[Goal]:
Go through the entries below and write each one out exactly.
[START Input records]
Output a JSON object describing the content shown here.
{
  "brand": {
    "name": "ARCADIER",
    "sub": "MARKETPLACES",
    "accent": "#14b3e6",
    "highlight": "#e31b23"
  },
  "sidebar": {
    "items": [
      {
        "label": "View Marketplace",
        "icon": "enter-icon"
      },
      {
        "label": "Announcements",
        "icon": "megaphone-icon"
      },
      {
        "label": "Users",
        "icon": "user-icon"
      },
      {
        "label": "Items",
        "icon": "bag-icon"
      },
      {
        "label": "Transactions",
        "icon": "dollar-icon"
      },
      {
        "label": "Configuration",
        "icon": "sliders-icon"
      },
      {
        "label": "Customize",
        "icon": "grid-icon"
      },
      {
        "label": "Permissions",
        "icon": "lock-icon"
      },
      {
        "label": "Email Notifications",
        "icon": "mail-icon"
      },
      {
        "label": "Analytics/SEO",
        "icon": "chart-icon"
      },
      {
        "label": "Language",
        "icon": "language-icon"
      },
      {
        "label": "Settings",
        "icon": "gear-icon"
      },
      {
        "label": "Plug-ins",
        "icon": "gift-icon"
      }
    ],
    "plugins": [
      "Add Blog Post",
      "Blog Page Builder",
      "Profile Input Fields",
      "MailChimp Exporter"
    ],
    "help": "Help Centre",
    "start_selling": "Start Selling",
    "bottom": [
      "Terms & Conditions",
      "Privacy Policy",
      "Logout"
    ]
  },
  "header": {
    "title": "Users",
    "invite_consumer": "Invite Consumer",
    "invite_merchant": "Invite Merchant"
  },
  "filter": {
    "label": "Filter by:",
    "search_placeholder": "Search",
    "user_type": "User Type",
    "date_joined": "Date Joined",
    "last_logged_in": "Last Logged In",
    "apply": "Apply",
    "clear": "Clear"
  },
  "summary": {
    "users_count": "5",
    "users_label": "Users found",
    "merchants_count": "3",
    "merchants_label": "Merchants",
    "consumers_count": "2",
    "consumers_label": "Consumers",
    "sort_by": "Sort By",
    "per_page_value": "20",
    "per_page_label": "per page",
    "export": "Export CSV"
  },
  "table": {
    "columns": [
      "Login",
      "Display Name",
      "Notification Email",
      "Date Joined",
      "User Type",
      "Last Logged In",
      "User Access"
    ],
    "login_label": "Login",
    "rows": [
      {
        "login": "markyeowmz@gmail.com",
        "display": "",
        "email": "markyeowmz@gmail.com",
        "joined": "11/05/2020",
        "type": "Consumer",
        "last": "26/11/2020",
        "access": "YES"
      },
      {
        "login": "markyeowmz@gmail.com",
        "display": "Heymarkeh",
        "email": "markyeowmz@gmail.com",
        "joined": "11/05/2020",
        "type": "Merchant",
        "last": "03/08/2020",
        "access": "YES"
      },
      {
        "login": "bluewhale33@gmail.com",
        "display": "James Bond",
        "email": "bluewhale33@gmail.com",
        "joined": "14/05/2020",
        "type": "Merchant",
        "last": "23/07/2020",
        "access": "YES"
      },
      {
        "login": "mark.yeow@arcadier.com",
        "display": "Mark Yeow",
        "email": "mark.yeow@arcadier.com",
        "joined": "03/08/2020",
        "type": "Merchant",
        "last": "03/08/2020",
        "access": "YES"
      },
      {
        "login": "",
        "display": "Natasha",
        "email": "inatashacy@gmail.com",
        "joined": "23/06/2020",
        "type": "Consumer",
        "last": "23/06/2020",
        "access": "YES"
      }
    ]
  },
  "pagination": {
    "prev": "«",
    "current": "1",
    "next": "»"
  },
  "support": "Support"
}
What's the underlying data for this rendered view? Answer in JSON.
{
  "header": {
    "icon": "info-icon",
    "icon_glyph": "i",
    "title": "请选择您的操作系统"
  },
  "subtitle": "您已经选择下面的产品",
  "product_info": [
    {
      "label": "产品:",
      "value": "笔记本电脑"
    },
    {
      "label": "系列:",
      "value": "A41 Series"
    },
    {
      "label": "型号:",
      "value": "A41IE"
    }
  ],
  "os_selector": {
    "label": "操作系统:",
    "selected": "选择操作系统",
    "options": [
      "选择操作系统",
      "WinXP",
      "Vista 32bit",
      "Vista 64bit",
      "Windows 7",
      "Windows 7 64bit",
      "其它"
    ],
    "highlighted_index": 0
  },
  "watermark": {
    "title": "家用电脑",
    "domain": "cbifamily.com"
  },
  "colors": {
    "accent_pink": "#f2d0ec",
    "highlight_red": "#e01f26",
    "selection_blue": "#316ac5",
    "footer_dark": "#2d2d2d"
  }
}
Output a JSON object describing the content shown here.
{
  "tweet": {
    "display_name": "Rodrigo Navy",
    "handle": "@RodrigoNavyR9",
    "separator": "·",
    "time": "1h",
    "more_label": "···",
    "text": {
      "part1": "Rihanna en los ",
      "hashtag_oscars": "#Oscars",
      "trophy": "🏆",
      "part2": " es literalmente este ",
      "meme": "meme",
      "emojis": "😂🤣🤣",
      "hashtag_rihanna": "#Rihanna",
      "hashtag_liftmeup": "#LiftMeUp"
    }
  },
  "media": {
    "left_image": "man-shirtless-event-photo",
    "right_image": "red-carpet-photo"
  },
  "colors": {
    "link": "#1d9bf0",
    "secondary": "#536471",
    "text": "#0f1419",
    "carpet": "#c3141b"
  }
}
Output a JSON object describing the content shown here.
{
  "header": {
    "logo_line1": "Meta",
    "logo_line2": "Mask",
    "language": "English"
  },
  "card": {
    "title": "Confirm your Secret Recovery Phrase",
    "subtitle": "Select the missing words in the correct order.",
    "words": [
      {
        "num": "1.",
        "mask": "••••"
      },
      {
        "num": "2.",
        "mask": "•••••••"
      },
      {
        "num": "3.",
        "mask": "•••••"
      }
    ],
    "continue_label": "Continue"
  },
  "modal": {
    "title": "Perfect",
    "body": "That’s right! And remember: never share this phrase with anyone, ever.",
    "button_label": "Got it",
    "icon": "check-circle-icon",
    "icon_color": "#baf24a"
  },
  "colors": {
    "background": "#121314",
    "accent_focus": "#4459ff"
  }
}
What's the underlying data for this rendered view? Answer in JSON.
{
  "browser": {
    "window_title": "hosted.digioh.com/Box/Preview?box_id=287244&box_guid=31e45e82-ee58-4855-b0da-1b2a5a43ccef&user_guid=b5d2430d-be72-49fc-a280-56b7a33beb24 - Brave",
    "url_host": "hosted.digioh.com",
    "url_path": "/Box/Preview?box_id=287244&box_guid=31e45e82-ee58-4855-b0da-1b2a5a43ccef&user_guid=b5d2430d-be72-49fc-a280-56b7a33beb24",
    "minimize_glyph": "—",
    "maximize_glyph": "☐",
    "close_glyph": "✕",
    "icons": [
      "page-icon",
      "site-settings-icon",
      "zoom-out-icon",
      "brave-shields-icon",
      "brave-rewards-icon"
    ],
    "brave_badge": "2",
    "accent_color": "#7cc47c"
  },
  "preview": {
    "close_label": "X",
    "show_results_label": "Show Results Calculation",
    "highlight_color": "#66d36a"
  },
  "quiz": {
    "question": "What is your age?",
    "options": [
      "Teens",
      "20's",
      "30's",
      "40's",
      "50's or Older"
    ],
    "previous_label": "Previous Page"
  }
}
[END Input records]
[Problem solution]:
Output a JSON object describing the content shown here.
{
  "brand": {
    "name": "ARCADIER",
    "sub": "MARKETPLACES",
    "accent": "#14b3e6",
    "highlight": "#e31b23"
  },
  "sidebar": {
    "items": [
      {
        "label": "View Marketplace",
        "icon": "enter-icon"
      },
      {
        "label": "Announcements",
        "icon": "megaphone-icon"
      },
      {
        "label": "Users",
        "icon": "user-icon"
      },
      {
        "label": "Items",
        "icon": "bag-icon"
      },
      {
        "label": "Transactions",
        "icon": "dollar-icon"
      },
      {
        "label": "Configuration",
        "icon": "sliders-icon"
      },
      {
        "label": "Customize",
        "icon": "grid-icon"
      },
      {
        "label": "Permissions",
        "icon": "lock-icon"
      },
      {
        "label": "Email Notifications",
        "icon": "mail-icon"
      },
      {
        "label": "Analytics/SEO",
        "icon": "chart-icon"
      },
      {
        "label": "Language",
        "icon": "language-icon"
      },
      {
        "label": "Settings",
        "icon": "gear-icon"
      },
      {
        "label": "Plug-ins",
        "icon": "gift-icon"
      }
    ],
    "plugins": [
      "Add Blog Post",
      "Blog Page Builder",
      "Profile Input Fields",
      "MailChimp Exporter"
    ],
    "help": "Help Centre",
    "start_selling": "Start Selling",
    "bottom": [
      "Terms & Conditions",
      "Privacy Policy",
      "Logout"
    ]
  },
  "header": {
    "title": "Users",
    "invite_consumer": "Invite Consumer",
    "invite_merchant": "Invite Merchant"
  },
  "filter": {
    "label": "Filter by:",
    "search_placeholder": "Search",
    "user_type": "User Type",
    "date_joined": "Date Joined",
    "last_logged_in": "Last Logged In",
    "apply": "Apply",
    "clear": "Clear"
  },
  "summary": {
    "users_count": "5",
    "users_label": "Users found",
    "merchants_count": "3",
    "merchants_label": "Merchants",
    "consumers_count": "2",
    "consumers_label": "Consumers",
    "sort_by": "Sort By",
    "per_page_value": "20",
    "per_page_label": "per page",
    "export": "Export CSV"
  },
  "table": {
    "columns": [
      "Login",
      "Display Name",
      "Notification Email",
      "Date Joined",
      "User Type",
      "Last Logged In",
      "User Access"
    ],
    "login_label": "Login",
    "rows": [
      {
        "login": "markyeowmz@gmail.com",
        "display": "",
        "email": "markyeowmz@gmail.com",
        "joined": "11/05/2020",
        "type": "Consumer",
        "last": "26/11/2020",
        "access": "YES"
      },
      {
        "login": "markyeowmz@gmail.com",
        "display": "Heymarkeh",
        "email": "markyeowmz@gmail.com",
        "joined": "11/05/2020",
        "type": "Merchant",
        "last": "03/08/2020",
        "access": "YES"
      },
      {
        "login": "bluewhale33@gmail.com",
        "display": "James Bond",
        "email": "bluewhale33@gmail.com",
        "joined": "14/05/2020",
        "type": "Merchant",
        "last": "23/07/2020",
        "access": "YES"
      },
      {
        "login": "mark.yeow@arcadier.com",
        "display": "Mark Yeow",
        "email": "mark.yeow@arcadier.com",
        "joined": "03/08/2020",
        "type": "Merchant",
        "last": "03/08/2020",
        "access": "YES"
      },
      {
        "login": "",
        "display": "Natasha",
        "email": "inatashacy@gmail.com",
        "joined": "23/06/2020",
        "type": "Consumer",
        "last": "23/06/2020",
        "access": "YES"
      }
    ]
  },
  "pagination": {
    "prev": "«",
    "current": "1",
    "next": "»"
  },
  "support": "Support"
}
What's the underlying data for this rendered view? Answer in JSON.
{
  "header": {
    "icon": "info-icon",
    "icon_glyph": "i",
    "title": "请选择您的操作系统"
  },
  "subtitle": "您已经选择下面的产品",
  "product_info": [
    {
      "label": "产品:",
      "value": "笔记本电脑"
    },
    {
      "label": "系列:",
      "value": "A41 Series"
    },
    {
      "label": "型号:",
      "value": "A41IE"
    }
  ],
  "os_selector": {
    "label": "操作系统:",
    "selected": "选择操作系统",
    "options": [
      "选择操作系统",
      "WinXP",
      "Vista 32bit",
      "Vista 64bit",
      "Windows 7",
      "Windows 7 64bit",
      "其它"
    ],
    "highlighted_index": 0
  },
  "watermark": {
    "title": "家用电脑",
    "domain": "cbifamily.com"
  },
  "colors": {
    "accent_pink": "#f2d0ec",
    "highlight_red": "#e01f26",
    "selection_blue": "#316ac5",
    "footer_dark": "#2d2d2d"
  }
}
Output a JSON object describing the content shown here.
{
  "tweet": {
    "display_name": "Rodrigo Navy",
    "handle": "@RodrigoNavyR9",
    "separator": "·",
    "time": "1h",
    "more_label": "···",
    "text": {
      "part1": "Rihanna en los ",
      "hashtag_oscars": "#Oscars",
      "trophy": "🏆",
      "part2": " es literalmente este ",
      "meme": "meme",
      "emojis": "😂🤣🤣",
      "hashtag_rihanna": "#Rihanna",
      "hashtag_liftmeup": "#LiftMeUp"
    }
  },
  "media": {
    "left_image": "man-shirtless-event-photo",
    "right_image": "red-carpet-photo"
  },
  "colors": {
    "link": "#1d9bf0",
    "secondary": "#536471",
    "text": "#0f1419",
    "carpet": "#c3141b"
  }
}
Output a JSON object describing the content shown here.
{
  "header": {
    "logo_line1": "Meta",
    "logo_line2": "Mask",
    "language": "English"
  },
  "card": {
    "title": "Confirm your Secret Recovery Phrase",
    "subtitle": "Select the missing words in the correct order.",
    "words": [
      {
        "num": "1.",
        "mask": "••••"
      },
      {
        "num": "2.",
        "mask": "•••••••"
      },
      {
        "num": "3.",
        "mask": "•••••"
      }
    ],
    "continue_label": "Continue"
  },
  "modal": {
    "title": "Perfect",
    "body": "That’s right! And remember: never share this phrase with anyone, ever.",
    "button_label": "Got it",
    "icon": "check-circle-icon",
    "icon_color": "#baf24a"
  },
  "colors": {
    "background": "#121314",
    "accent_focus": "#4459ff"
  }
}
What's the underlying data for this rendered view? Answer in JSON.
{
  "browser": {
    "window_title": "hosted.digioh.com/Box/Preview?box_id=287244&box_guid=31e45e82-ee58-4855-b0da-1b2a5a43ccef&user_guid=b5d2430d-be72-49fc-a280-56b7a33beb24 - Brave",
    "url_host": "hosted.digioh.com",
    "url_path": "/Box/Preview?box_id=287244&box_guid=31e45e82-ee58-4855-b0da-1b2a5a43ccef&user_guid=b5d2430d-be72-49fc-a280-56b7a33beb24",
    "minimize_glyph": "—",
    "maximize_glyph": "☐",
    "close_glyph": "✕",
    "icons": [
      "page-icon",
      "site-settings-icon",
      "zoom-out-icon",
      "brave-shields-icon",
      "brave-rewards-icon"
    ],
    "brave_badge": "2",
    "accent_color": "#7cc47c"
  },
  "preview": {
    "close_label": "X",
    "show_results_label": "Show Results Calculation",
    "highlight_color": "#66d36a"
  },
  "quiz": {
    "question": "What is your age?",
    "options": [
      "Teens",
      "20's",
      "30's",
      "40's",
      "50's or Older"
    ],
    "previous_label": "Previous Page"
  }
}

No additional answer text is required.